Given instruction A: Repeat the RSX thread word for word from "Since the RSX" up to and including "been fully leveraged.".
Given instruction B: Count the lines in the rows below that contain the string "请求内容", and reply with the number alone.

Document:
>>>

*spin-off* idTech Related Discussion

Since the RSX has double the number of fragment shaders of a 7600, as well as more vertex shaders, and other enhancements, I think it's a bit misleading to call it "a 7600-derivative". In fact, I'd be surprised if the 8600 was as fast as RSX. (The 8600 is certainly slower than most 7900's, which are arguably most similar to RSX.) Of course, the 8600 didn't launch until months after the PS3, and probably years after the first prototypes of the PS3 were made available to developers, so it's a moot point...

I'd say a 7800 / 7600 hybrid would be more accurate. Its clocked between the 7800GTX and the 7800 Ultra with the same number of shader / texture units as the 7800 but the same number of ROPS and memory bus width as the 7600.

I imagine a full 8600GT would have been faster, especially in a console environment wereits more flexible architecture could have been fully leveraged.
 
Tech 5 does not have to use Megatexture and outdoor free-roaming worlds, so both dataset size and production budget are scaleable.

<<<

Source records:
>>>

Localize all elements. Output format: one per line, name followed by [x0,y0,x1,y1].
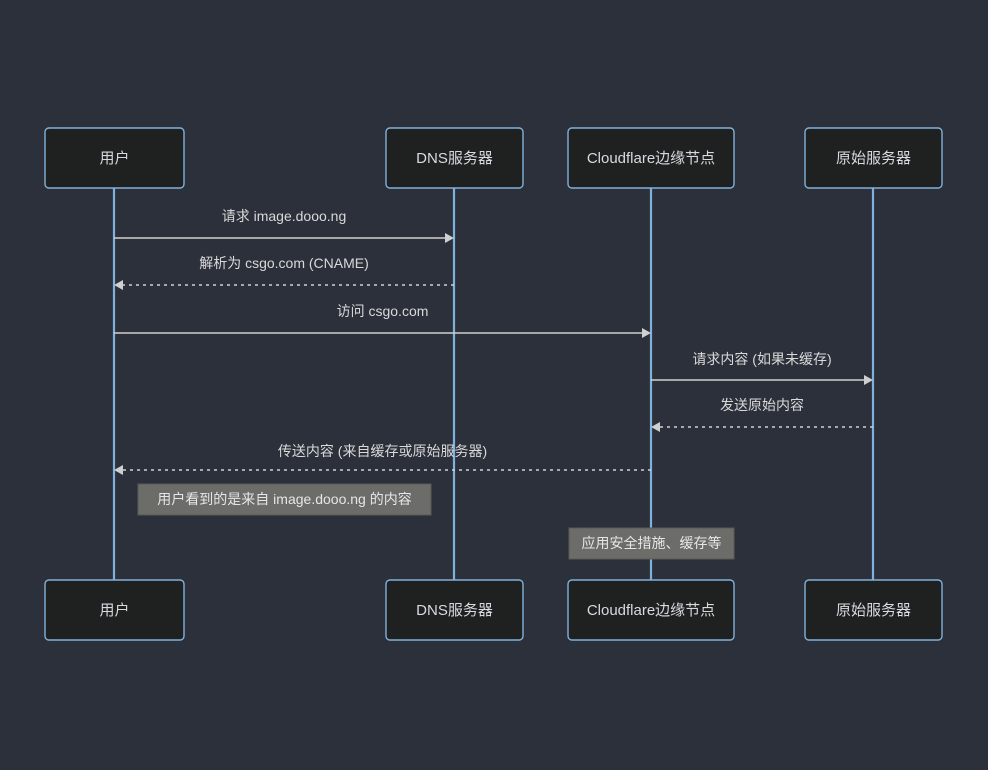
message-label: 访问 csgo.com [337,303,429,319]
message-m4: 请求内容 (如果未缓存) [651,351,873,385]
participant-bottom-dns[interactable]: DNS服务器 [385,579,524,641]
note-label: 用户看到的是来自 image.dooo.ng 的内容 [157,491,411,507]
participant-top-user[interactable]: 用户 [44,127,185,189]
participant-box [567,579,735,641]
participant-top-origin[interactable]: 原始服务器 [804,127,943,189]
participant-box [44,127,185,189]
participant-label: DNS服务器 [416,150,493,167]
participant-top-dns[interactable]: DNS服务器 [385,127,524,189]
message-m3: 访问 csgo.com [114,303,651,338]
messages-group: 请求 image.dooo.ng 解析为 csgo.com (CNAME) 访问 c… [114,208,873,475]
message-arrowhead [651,422,660,432]
participant-box [44,579,185,641]
message-arrowhead [114,280,123,290]
message-m2: 解析为 csgo.com (CNAME) [114,255,454,290]
participant-box [804,579,943,641]
actors-top-group: 用户 DNS服务器 Cloudflare边缘节点 原始服务器 [44,127,943,189]
message-arrowhead [114,465,123,475]
note-label: 应用安全措施、缓存等 [582,535,722,551]
message-m5: 发送原始内容 [651,397,873,432]
participant-box [385,579,524,641]
participant-label: Cloudflare边缘节点 [587,602,715,619]
participant-label: 原始服务器 [836,150,911,167]
message-arrowhead [642,328,651,338]
participant-bottom-origin[interactable]: 原始服务器 [804,579,943,641]
note-box [137,483,432,516]
message-m1: 请求 image.dooo.ng [114,208,454,243]
participant-bottom-cloudflare[interactable]: Cloudflare边缘节点 [567,579,735,641]
message-label: 请求内容 (如果未缓存) [692,351,831,367]
message-m6: 传送内容 (来自缓存或原始服务器) [114,443,651,475]
participant-box [385,127,524,189]
message-arrowhead [864,375,873,385]
actors-bottom-group: 用户 DNS服务器 Cloudflare边缘节点 原始服务器 [44,579,943,641]
note-n2: 应用安全措施、缓存等 [568,527,735,560]
message-label: 请求 image.dooo.ng [222,208,347,224]
participant-box [804,127,943,189]
lifelines-group [112,188,875,580]
message-label: 发送原始内容 [720,397,804,413]
note-box [568,527,735,560]
note-n1: 用户看到的是来自 image.dooo.ng 的内容 [137,483,432,516]
participant-box [567,127,735,189]
message-label: 传送内容 (来自缓存或原始服务器) [278,443,487,459]
message-label: 解析为 csgo.com (CNAME) [199,255,369,271]
participant-bottom-user[interactable]: 用户 [44,579,185,641]
participant-label: Cloudflare边缘节点 [587,150,715,167]
participant-top-cloudflare[interactable]: Cloudflare边缘节点 [567,127,735,189]
participant-label: 原始服务器 [836,602,911,619]
participant-label: DNS服务器 [416,602,493,619]
participant-label: 用户 [99,150,129,167]
participant-label: 用户 [99,602,129,619]
message-arrowhead [445,233,454,243]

<<<

Full answer A:
Since the RSX has double the number of fragment shaders of a 7600, as well as more vertex shaders, and other enhancements, I think it's a bit misleading to call it "a 7600-derivative". In fact, I'd be surprised if the 8600 was as fast as RSX. (The 8600 is certainly slower than most 7900's, which are arguably most similar to RSX.) Of course, the 8600 didn't launch until months after the PS3, and probably years after the first prototypes of the PS3 were made available to developers, so it's a moot point...

I'd say a 7800 / 7600 hybrid would be more accurate. Its clocked between the 7800GTX and the 7800 Ultra with the same number of shader / texture units as the 7800 but the same number of ROPS and memory bus width as the 7600.

I imagine a full 8600GT would have been faster, especially in a console environment wereits more flexible architecture could have been fully leveraged.

Full answer B: 2